- [OPDRACHT] Kun je in de regels vanaf het begin van de records tot en met de regel met "audio-device-heading: Nghe âm" elke "routine-title" wijzigen in "routine-name" en alleen die regels verder ongewijzigd teruggeven?

- [GEGEVENSRECORDS]
______

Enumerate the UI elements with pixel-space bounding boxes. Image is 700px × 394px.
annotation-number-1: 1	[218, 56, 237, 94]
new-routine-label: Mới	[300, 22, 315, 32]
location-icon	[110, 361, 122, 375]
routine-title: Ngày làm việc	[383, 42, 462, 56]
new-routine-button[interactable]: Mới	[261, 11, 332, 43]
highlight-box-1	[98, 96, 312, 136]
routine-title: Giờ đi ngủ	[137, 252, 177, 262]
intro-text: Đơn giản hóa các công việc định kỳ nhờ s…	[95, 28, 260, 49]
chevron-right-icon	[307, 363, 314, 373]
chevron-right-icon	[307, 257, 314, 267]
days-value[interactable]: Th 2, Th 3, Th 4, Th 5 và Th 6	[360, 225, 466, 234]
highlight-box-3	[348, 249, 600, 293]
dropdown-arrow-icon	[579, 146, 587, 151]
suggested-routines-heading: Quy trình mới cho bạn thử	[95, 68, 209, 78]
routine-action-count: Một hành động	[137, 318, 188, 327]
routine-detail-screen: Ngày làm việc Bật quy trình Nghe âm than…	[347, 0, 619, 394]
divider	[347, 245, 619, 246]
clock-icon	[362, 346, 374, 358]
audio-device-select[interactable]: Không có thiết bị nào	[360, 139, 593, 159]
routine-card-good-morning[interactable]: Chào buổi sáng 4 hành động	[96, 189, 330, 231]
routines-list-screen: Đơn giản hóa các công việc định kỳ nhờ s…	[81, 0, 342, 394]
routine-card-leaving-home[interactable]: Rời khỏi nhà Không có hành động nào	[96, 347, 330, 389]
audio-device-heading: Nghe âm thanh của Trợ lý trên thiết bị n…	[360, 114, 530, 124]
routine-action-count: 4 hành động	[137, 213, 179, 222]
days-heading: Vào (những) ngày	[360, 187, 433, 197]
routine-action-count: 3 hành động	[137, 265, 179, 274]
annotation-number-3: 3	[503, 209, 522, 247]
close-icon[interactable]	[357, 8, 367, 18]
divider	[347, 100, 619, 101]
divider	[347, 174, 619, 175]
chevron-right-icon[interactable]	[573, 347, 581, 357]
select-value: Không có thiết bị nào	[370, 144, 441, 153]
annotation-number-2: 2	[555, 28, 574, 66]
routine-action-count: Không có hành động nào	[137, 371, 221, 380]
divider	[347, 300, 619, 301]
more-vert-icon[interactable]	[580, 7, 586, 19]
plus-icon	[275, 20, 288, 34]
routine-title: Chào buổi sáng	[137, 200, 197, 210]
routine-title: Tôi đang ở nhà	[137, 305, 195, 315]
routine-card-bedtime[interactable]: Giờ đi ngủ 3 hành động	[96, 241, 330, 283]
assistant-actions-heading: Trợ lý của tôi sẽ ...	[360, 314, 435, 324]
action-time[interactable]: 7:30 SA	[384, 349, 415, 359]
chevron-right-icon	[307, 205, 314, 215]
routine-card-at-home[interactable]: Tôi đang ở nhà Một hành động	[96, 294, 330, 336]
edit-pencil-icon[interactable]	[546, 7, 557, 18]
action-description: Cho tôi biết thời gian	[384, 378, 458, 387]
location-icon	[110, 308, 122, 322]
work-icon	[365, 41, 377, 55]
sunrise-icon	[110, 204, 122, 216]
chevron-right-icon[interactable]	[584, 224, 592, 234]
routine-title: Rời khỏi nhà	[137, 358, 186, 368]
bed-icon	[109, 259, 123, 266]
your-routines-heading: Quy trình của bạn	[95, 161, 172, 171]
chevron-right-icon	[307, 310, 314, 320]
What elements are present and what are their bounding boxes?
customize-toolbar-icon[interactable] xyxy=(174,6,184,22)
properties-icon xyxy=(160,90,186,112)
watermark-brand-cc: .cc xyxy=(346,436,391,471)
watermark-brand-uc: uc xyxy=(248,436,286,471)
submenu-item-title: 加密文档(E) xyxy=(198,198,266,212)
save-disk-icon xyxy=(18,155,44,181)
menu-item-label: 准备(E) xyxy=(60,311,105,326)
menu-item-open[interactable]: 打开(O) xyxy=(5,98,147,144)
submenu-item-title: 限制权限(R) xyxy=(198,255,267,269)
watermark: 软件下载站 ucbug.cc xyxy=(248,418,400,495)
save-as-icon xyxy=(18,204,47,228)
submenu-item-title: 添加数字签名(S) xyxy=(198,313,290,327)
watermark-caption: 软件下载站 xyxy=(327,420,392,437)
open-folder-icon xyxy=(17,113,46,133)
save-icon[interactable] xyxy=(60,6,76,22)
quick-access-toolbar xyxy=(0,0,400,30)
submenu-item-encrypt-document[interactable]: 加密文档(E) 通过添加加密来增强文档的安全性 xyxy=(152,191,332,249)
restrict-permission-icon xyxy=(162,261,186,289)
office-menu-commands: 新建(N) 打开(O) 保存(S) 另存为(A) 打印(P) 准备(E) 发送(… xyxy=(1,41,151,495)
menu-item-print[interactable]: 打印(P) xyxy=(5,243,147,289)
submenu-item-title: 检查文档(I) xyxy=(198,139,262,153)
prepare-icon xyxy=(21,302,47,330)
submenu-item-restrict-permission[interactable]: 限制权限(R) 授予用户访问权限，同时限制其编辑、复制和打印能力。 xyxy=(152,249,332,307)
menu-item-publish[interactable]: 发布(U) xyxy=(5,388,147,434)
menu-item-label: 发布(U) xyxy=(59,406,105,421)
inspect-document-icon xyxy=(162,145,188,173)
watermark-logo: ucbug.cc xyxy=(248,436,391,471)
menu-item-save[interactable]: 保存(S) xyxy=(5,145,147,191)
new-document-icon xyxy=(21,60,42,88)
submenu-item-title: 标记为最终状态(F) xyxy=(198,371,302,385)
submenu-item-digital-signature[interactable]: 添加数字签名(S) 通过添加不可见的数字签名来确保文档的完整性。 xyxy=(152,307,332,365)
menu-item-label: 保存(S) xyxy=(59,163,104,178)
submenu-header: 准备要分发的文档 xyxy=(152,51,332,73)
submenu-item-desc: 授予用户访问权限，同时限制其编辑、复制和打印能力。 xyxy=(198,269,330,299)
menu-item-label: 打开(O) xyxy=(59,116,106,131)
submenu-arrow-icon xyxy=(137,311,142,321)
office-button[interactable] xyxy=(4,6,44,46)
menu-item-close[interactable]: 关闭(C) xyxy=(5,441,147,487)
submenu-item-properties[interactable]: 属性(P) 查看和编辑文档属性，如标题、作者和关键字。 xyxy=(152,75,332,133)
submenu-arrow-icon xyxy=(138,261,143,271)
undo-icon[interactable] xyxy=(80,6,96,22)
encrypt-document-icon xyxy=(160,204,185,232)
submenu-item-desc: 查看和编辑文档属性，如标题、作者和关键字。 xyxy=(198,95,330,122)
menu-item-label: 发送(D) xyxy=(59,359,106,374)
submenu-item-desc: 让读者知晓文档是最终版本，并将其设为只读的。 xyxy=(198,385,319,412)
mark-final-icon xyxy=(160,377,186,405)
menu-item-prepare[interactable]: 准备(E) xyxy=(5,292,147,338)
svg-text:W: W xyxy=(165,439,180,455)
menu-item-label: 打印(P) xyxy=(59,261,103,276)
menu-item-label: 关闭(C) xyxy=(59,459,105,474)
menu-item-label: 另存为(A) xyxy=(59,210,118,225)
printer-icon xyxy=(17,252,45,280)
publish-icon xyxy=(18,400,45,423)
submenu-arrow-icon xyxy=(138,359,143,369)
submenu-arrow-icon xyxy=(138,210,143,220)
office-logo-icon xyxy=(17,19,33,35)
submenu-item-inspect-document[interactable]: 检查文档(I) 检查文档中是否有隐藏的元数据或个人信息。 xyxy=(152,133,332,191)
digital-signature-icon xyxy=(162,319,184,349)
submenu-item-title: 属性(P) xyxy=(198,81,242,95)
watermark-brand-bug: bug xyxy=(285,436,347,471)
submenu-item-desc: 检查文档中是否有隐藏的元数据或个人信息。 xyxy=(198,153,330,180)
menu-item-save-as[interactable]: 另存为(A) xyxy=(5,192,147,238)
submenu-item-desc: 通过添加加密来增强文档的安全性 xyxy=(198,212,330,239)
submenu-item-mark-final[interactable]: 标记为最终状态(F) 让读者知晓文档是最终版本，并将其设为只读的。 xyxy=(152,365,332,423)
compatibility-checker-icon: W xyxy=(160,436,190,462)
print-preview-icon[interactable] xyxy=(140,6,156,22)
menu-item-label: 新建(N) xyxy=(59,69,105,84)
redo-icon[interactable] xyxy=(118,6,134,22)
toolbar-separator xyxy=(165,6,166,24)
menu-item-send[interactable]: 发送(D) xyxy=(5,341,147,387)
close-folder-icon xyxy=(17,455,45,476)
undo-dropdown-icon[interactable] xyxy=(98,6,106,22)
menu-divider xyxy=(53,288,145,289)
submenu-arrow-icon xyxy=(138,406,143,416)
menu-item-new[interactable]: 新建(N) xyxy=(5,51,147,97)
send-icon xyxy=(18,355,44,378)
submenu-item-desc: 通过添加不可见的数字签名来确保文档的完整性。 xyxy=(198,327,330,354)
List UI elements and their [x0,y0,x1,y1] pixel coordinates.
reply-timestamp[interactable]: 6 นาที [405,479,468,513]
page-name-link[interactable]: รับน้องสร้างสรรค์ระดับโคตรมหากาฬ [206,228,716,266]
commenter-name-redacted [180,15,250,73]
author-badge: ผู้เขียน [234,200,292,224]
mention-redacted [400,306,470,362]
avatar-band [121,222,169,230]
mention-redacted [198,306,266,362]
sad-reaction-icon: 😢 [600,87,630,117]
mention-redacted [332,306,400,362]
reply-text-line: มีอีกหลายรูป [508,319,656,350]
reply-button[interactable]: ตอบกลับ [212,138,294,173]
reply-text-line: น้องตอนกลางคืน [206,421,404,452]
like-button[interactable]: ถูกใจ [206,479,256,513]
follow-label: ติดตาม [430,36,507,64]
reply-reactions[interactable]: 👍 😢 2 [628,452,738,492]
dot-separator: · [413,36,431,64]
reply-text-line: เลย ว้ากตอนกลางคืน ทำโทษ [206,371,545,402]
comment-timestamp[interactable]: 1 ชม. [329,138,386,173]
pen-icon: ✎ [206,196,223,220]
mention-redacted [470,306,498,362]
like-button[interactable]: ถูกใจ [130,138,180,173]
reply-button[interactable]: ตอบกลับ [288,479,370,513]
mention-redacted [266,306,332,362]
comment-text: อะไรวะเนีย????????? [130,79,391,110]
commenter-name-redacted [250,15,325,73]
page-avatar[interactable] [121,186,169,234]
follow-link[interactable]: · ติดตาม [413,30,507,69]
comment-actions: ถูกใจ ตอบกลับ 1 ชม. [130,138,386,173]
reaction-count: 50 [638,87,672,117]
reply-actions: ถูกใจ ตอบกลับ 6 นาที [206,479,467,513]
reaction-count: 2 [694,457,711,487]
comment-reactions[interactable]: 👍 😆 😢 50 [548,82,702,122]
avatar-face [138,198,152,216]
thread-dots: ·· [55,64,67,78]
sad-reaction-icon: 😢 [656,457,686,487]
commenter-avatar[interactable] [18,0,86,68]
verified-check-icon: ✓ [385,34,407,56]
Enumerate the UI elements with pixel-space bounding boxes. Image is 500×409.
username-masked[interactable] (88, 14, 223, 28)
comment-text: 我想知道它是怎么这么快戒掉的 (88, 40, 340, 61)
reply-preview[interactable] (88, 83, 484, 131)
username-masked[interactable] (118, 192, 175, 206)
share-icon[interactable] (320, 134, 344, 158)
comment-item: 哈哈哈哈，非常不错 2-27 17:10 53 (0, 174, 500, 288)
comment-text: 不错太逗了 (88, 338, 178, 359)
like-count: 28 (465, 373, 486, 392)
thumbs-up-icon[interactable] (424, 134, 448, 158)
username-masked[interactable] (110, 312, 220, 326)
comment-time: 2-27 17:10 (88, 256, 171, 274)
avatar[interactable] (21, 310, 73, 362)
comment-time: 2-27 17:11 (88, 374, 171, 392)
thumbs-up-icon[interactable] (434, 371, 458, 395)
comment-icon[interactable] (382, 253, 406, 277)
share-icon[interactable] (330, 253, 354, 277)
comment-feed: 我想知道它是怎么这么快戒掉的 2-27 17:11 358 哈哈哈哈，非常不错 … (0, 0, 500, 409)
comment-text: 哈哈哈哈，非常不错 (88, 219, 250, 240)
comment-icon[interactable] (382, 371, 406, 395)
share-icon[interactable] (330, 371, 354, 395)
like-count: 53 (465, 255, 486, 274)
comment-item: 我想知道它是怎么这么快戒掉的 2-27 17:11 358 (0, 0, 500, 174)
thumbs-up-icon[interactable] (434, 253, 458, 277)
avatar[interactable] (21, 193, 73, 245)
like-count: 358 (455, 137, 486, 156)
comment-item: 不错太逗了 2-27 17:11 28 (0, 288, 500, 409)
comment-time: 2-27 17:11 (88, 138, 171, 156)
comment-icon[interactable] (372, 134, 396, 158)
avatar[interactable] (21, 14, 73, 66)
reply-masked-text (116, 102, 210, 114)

______

- [UITVOER]
Enumerate the UI elements with pixel-space bounding boxes. Image is 700px × 394px.
annotation-number-1: 1	[218, 56, 237, 94]
new-routine-label: Mới	[300, 22, 315, 32]
location-icon	[110, 361, 122, 375]
routine-name: Ngày làm việc	[383, 42, 462, 56]
new-routine-button[interactable]: Mới	[261, 11, 332, 43]
highlight-box-1	[98, 96, 312, 136]
routine-name: Giờ đi ngủ	[137, 252, 177, 262]
intro-text: Đơn giản hóa các công việc định kỳ nhờ s…	[95, 28, 260, 49]
chevron-right-icon	[307, 363, 314, 373]
chevron-right-icon	[307, 257, 314, 267]
days-value[interactable]: Th 2, Th 3, Th 4, Th 5 và Th 6	[360, 225, 466, 234]
highlight-box-3	[348, 249, 600, 293]
dropdown-arrow-icon	[579, 146, 587, 151]
suggested-routines-heading: Quy trình mới cho bạn thử	[95, 68, 209, 78]
routine-action-count: Một hành động	[137, 318, 188, 327]
routine-detail-screen: Ngày làm việc Bật quy trình Nghe âm than…	[347, 0, 619, 394]
divider	[347, 245, 619, 246]
clock-icon	[362, 346, 374, 358]
audio-device-select[interactable]: Không có thiết bị nào	[360, 139, 593, 159]
routine-card-good-morning[interactable]: Chào buổi sáng 4 hành động	[96, 189, 330, 231]
routines-list-screen: Đơn giản hóa các công việc định kỳ nhờ s…	[81, 0, 342, 394]
routine-card-leaving-home[interactable]: Rời khỏi nhà Không có hành động nào	[96, 347, 330, 389]
audio-device-heading: Nghe âm thanh của Trợ lý trên thiết bị n…	[360, 114, 530, 124]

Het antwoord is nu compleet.